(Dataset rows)
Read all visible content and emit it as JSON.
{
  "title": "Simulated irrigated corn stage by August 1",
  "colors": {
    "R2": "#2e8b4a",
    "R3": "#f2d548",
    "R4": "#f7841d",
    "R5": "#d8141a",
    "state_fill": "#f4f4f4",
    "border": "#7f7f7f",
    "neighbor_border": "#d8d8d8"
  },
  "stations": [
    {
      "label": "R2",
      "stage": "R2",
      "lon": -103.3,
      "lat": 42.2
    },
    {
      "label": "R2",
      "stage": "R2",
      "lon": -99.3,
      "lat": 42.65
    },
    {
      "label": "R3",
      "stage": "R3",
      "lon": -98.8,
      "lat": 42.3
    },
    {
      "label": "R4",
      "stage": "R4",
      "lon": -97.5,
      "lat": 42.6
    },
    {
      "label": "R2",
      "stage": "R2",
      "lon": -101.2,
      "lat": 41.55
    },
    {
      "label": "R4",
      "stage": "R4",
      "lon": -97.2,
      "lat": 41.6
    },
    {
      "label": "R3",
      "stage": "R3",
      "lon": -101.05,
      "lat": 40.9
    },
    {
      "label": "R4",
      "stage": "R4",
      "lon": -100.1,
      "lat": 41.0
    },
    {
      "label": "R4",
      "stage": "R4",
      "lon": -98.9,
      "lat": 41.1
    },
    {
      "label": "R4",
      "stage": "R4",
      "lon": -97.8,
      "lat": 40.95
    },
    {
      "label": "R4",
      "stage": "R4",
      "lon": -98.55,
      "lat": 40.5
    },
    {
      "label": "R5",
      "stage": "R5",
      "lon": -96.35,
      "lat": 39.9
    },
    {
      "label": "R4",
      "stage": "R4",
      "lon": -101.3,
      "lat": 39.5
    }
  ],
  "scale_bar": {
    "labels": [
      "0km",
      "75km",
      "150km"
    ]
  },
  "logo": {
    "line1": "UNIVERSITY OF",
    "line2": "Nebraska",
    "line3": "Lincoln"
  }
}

### What to produce
Copy all the lines, exactly.

### Task solution
Read all visible content and emit it as JSON.
{
  "title": "Simulated irrigated corn stage by August 1",
  "colors": {
    "R2": "#2e8b4a",
    "R3": "#f2d548",
    "R4": "#f7841d",
    "R5": "#d8141a",
    "state_fill": "#f4f4f4",
    "border": "#7f7f7f",
    "neighbor_border": "#d8d8d8"
  },
  "stations": [
    {
      "label": "R2",
      "stage": "R2",
      "lon": -103.3,
      "lat": 42.2
    },
    {
      "label": "R2",
      "stage": "R2",
      "lon": -99.3,
      "lat": 42.65
    },
    {
      "label": "R3",
      "stage": "R3",
      "lon": -98.8,
      "lat": 42.3
    },
    {
      "label": "R4",
      "stage": "R4",
      "lon": -97.5,
      "lat": 42.6
    },
    {
      "label": "R2",
      "stage": "R2",
      "lon": -101.2,
      "lat": 41.55
    },
    {
      "label": "R4",
      "stage": "R4",
      "lon": -97.2,
      "lat": 41.6
    },
    {
      "label": "R3",
      "stage": "R3",
      "lon": -101.05,
      "lat": 40.9
    },
    {
      "label": "R4",
      "stage": "R4",
      "lon": -100.1,
      "lat": 41.0
    },
    {
      "label": "R4",
      "stage": "R4",
      "lon": -98.9,
      "lat": 41.1
    },
    {
      "label": "R4",
      "stage": "R4",
      "lon": -97.8,
      "lat": 40.95
    },
    {
      "label": "R4",
      "stage": "R4",
      "lon": -98.55,
      "lat": 40.5
    },
    {
      "label": "R5",
      "stage": "R5",
      "lon": -96.35,
      "lat": 39.9
    },
    {
      "label": "R4",
      "stage": "R4",
      "lon": -101.3,
      "lat": 39.5
    }
  ],
  "scale_bar": {
    "labels": [
      "0km",
      "75km",
      "150km"
    ]
  },
  "logo": {
    "line1": "UNIVERSITY OF",
    "line2": "Nebraska",
    "line3": "Lincoln"
  }
}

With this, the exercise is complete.